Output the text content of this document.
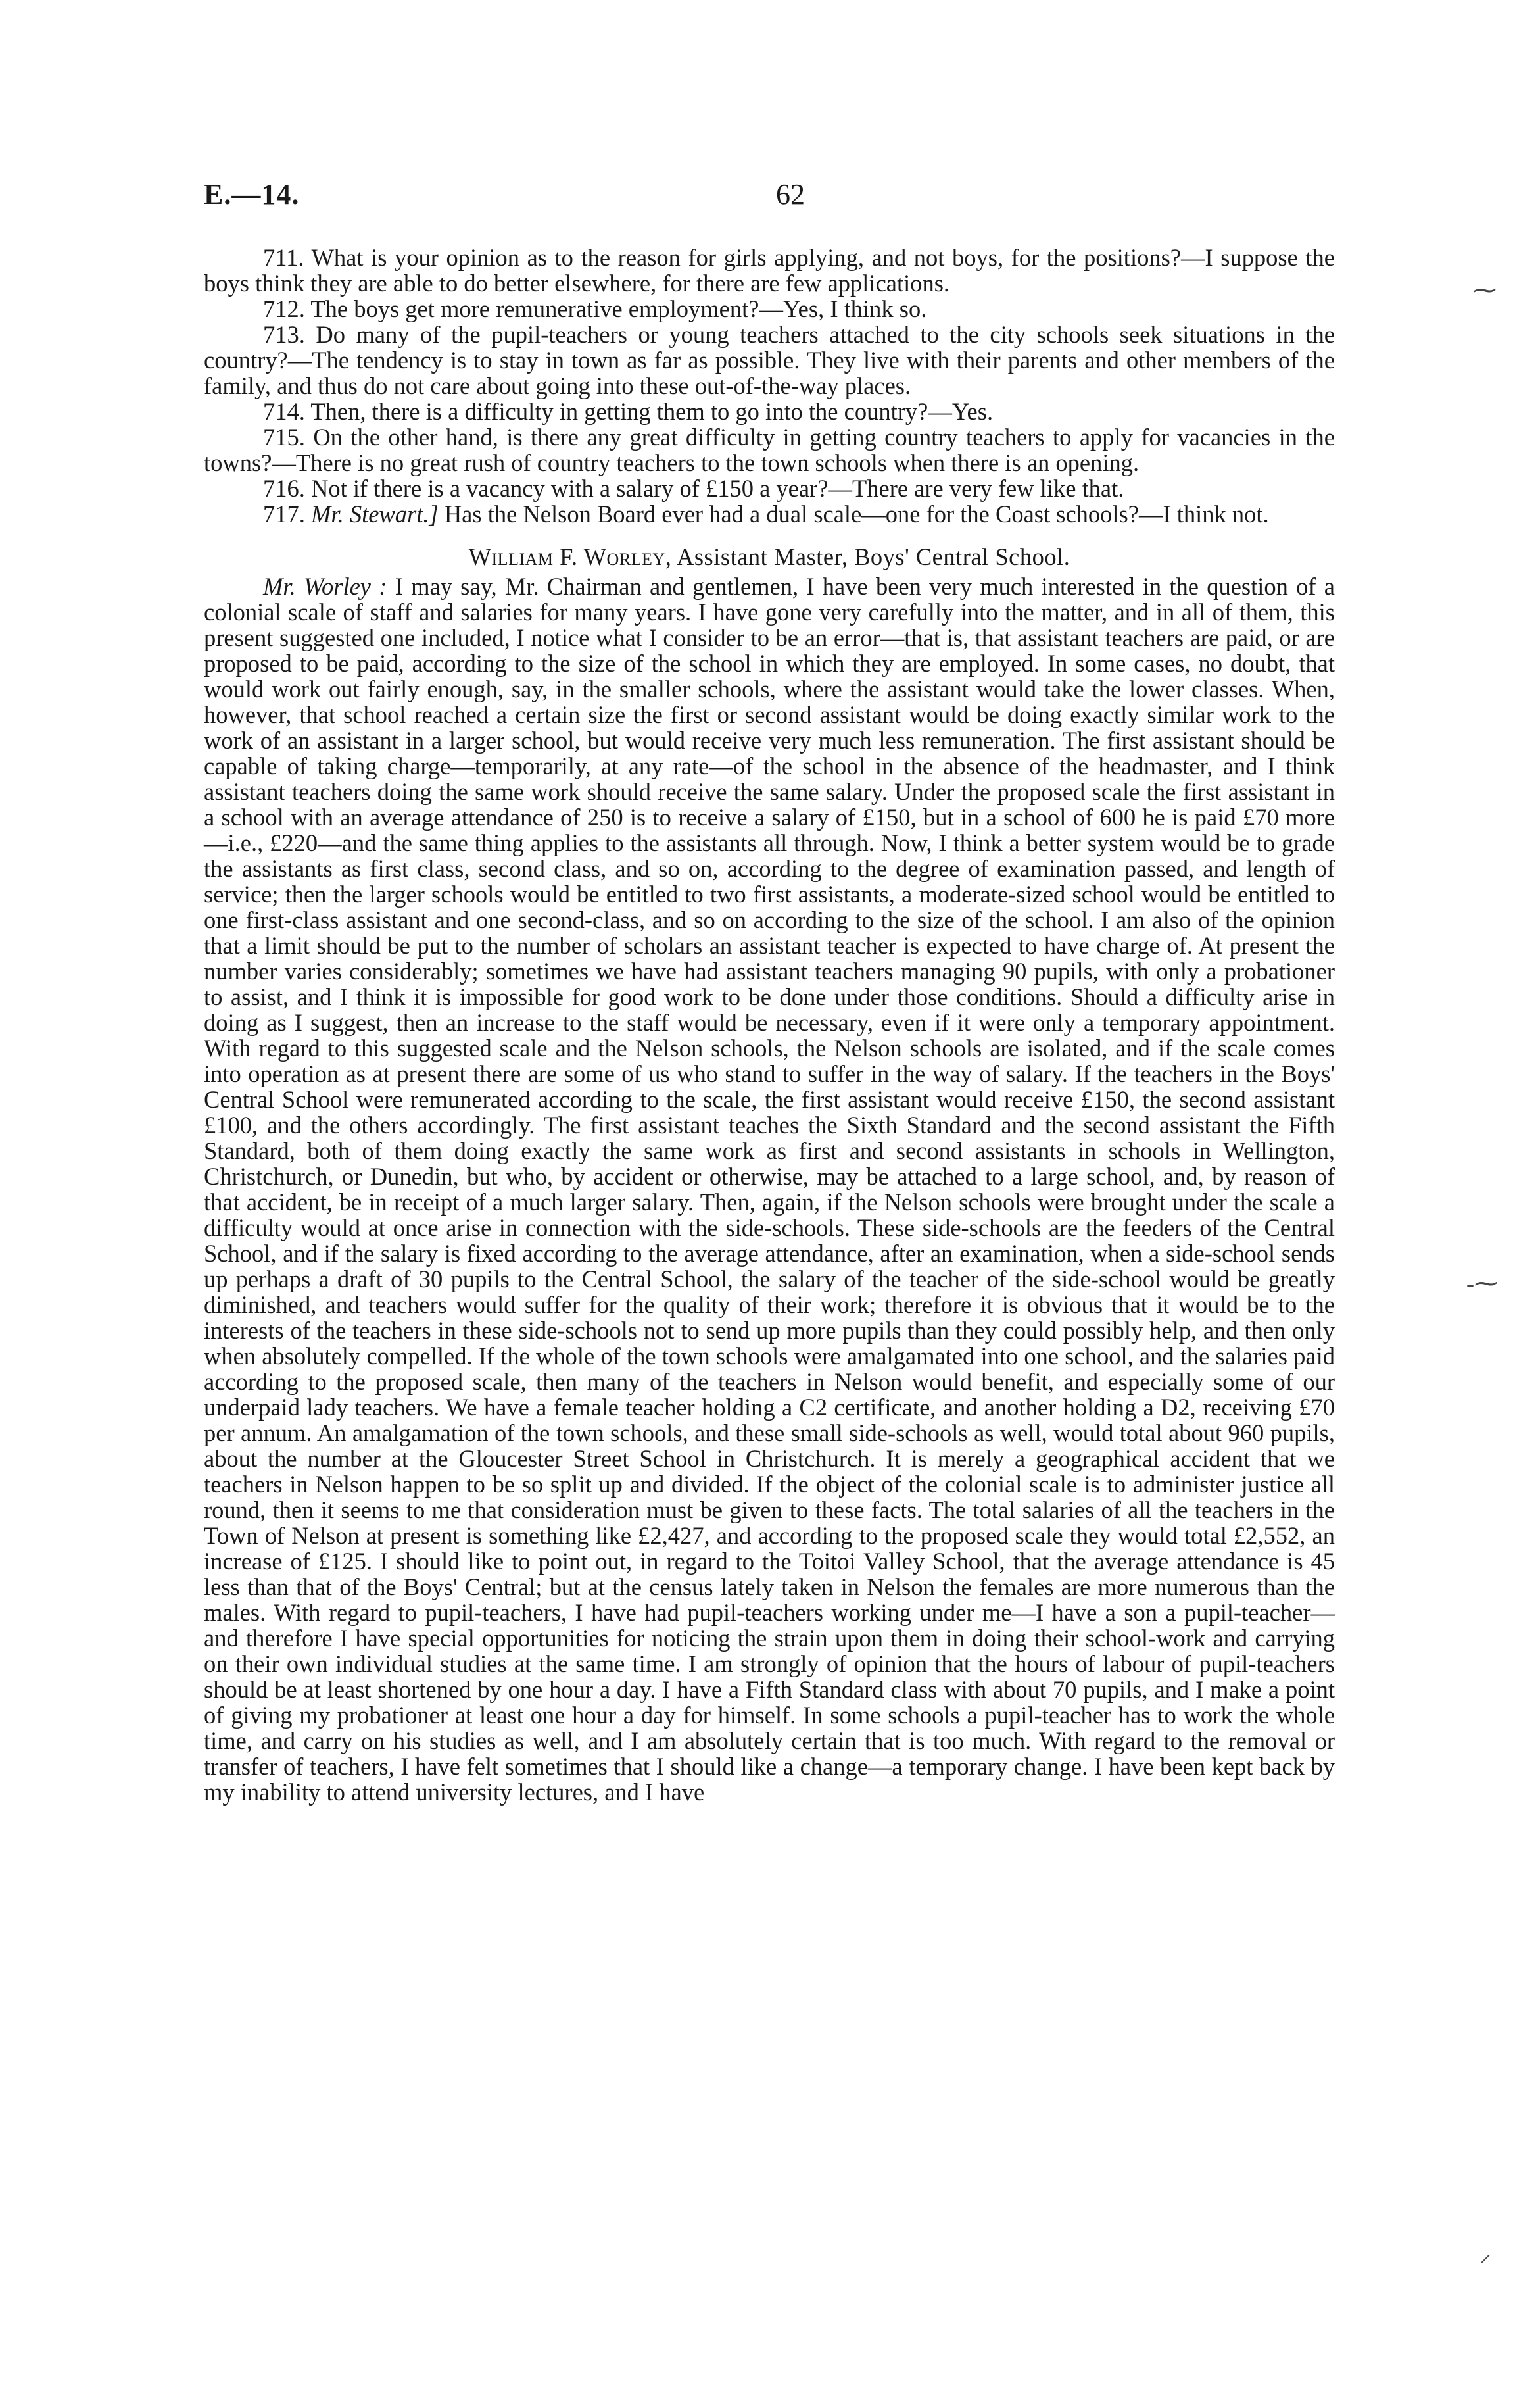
E.—14.	62

711. What is your opinion as to the reason for girls applying, and not boys, for the positions?—I suppose the boys think they are able to do better elsewhere, for there are few applications.

712. The boys get more remunerative employment?—Yes, I think so.

713. Do many of the pupil-teachers or young teachers attached to the city schools seek situations in the country?—The tendency is to stay in town as far as possible. They live with their parents and other members of the family, and thus do not care about going into these out-of-the-way places.

714. Then, there is a difficulty in getting them to go into the country?—Yes.

715. On the other hand, is there any great difficulty in getting country teachers to apply for vacancies in the towns?—There is no great rush of country teachers to the town schools when there is an opening.

716. Not if there is a vacancy with a salary of £150 a year?—There are very few like that.

717. Mr. Stewart.] Has the Nelson Board ever had a dual scale—one for the Coast schools?—I think not.

William F. Worley, Assistant Master, Boys' Central School.

Mr. Worley : I may say, Mr. Chairman and gentlemen, I have been very much interested in the question of a colonial scale of staff and salaries for many years. I have gone very carefully into the matter, and in all of them, this present suggested one included, I notice what I consider to be an error—that is, that assistant teachers are paid, or are proposed to be paid, according to the size of the school in which they are employed. In some cases, no doubt, that would work out fairly enough, say, in the smaller schools, where the assistant would take the lower classes. When, however, that school reached a certain size the first or second assistant would be doing exactly similar work to the work of an assistant in a larger school, but would receive very much less remuneration. The first assistant should be capable of taking charge—temporarily, at any rate—of the school in the absence of the headmaster, and I think assistant teachers doing the same work should receive the same salary. Under the proposed scale the first assistant in a school with an average attendance of 250 is to receive a salary of £150, but in a school of 600 he is paid £70 more —i.e., £220—and the same thing applies to the assistants all through. Now, I think a better system would be to grade the assistants as first class, second class, and so on, according to the degree of examination passed, and length of service; then the larger schools would be entitled to two first assistants, a moderate-sized school would be entitled to one first-class assistant and one second-class, and so on according to the size of the school. I am also of the opinion that a limit should be put to the number of scholars an assistant teacher is expected to have charge of. At present the number varies considerably; sometimes we have had assistant teachers managing 90 pupils, with only a probationer to assist, and I think it is impossible for good work to be done under those conditions. Should a difficulty arise in doing as I suggest, then an increase to the staff would be necessary, even if it were only a temporary appointment. With regard to this suggested scale and the Nelson schools, the Nelson schools are isolated, and if the scale comes into operation as at present there are some of us who stand to suffer in the way of salary. If the teachers in the Boys' Central School were remunerated according to the scale, the first assistant would receive £150, the second assistant £100, and the others accordingly. The first assistant teaches the Sixth Standard and the second assistant the Fifth Standard, both of them doing exactly the same work as first and second assistants in schools in Wellington, Christchurch, or Dunedin, but who, by accident or otherwise, may be attached to a large school, and, by reason of that accident, be in receipt of a much larger salary. Then, again, if the Nelson schools were brought under the scale a difficulty would at once arise in connection with the side-schools. These side-schools are the feeders of the Central School, and if the salary is fixed according to the average attendance, after an examination, when a side-school sends up perhaps a draft of 30 pupils to the Central School, the salary of the teacher of the side-school would be greatly diminished, and teachers would suffer for the quality of their work; therefore it is obvious that it would be to the interests of the teachers in these side-schools not to send up more pupils than they could possibly help, and then only when absolutely compelled. If the whole of the town schools were amalgamated into one school, and the salaries paid according to the proposed scale, then many of the teachers in Nelson would benefit, and especially some of our underpaid lady teachers. We have a female teacher holding a C2 certificate, and another holding a D2, receiving £70 per annum. An amalgamation of the town schools, and these small side-schools as well, would total about 960 pupils, about the number at the Gloucester Street School in Christchurch. It is merely a geographical accident that we teachers in Nelson happen to be so split up and divided. If the object of the colonial scale is to administer justice all round, then it seems to me that consideration must be given to these facts. The total salaries of all the teachers in the Town of Nelson at present is something like £2,427, and according to the proposed scale they would total £2,552, an increase of £125. I should like to point out, in regard to the Toitoi Valley School, that the average attendance is 45 less than that of the Boys' Central; but at the census lately taken in Nelson the females are more numerous than the males. With regard to pupil-teachers, I have had pupil-teachers working under me—I have a son a pupil-teacher—and therefore I have special opportunities for noticing the strain upon them in doing their school-work and carrying on their own individual studies at the same time. I am strongly of opinion that the hours of labour of pupil-teachers should be at least shortened by one hour a day. I have a Fifth Standard class with about 70 pupils, and I make a point of giving my probationer at least one hour a day for himself. In some schools a pupil-teacher has to work the whole time, and carry on his studies as well, and I am absolutely certain that is too much. With regard to the removal or transfer of teachers, I have felt sometimes that I should like a change—a temporary change. I have been kept back by my inability to attend university lectures, and I have

⁓
-⁓
⸝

INSTRUCTION: Gather every line from the listing above in which "getting" appears, and copy those lines.

EXERCISE OUTPUT:
714. Then, there is a difficulty in getting them to go into the country?—Yes.
715. On the other hand, is there any great difficulty in getting country teachers to apply for vacancies in the towns?—There is no great rush of country teachers to the town schools when there is an opening.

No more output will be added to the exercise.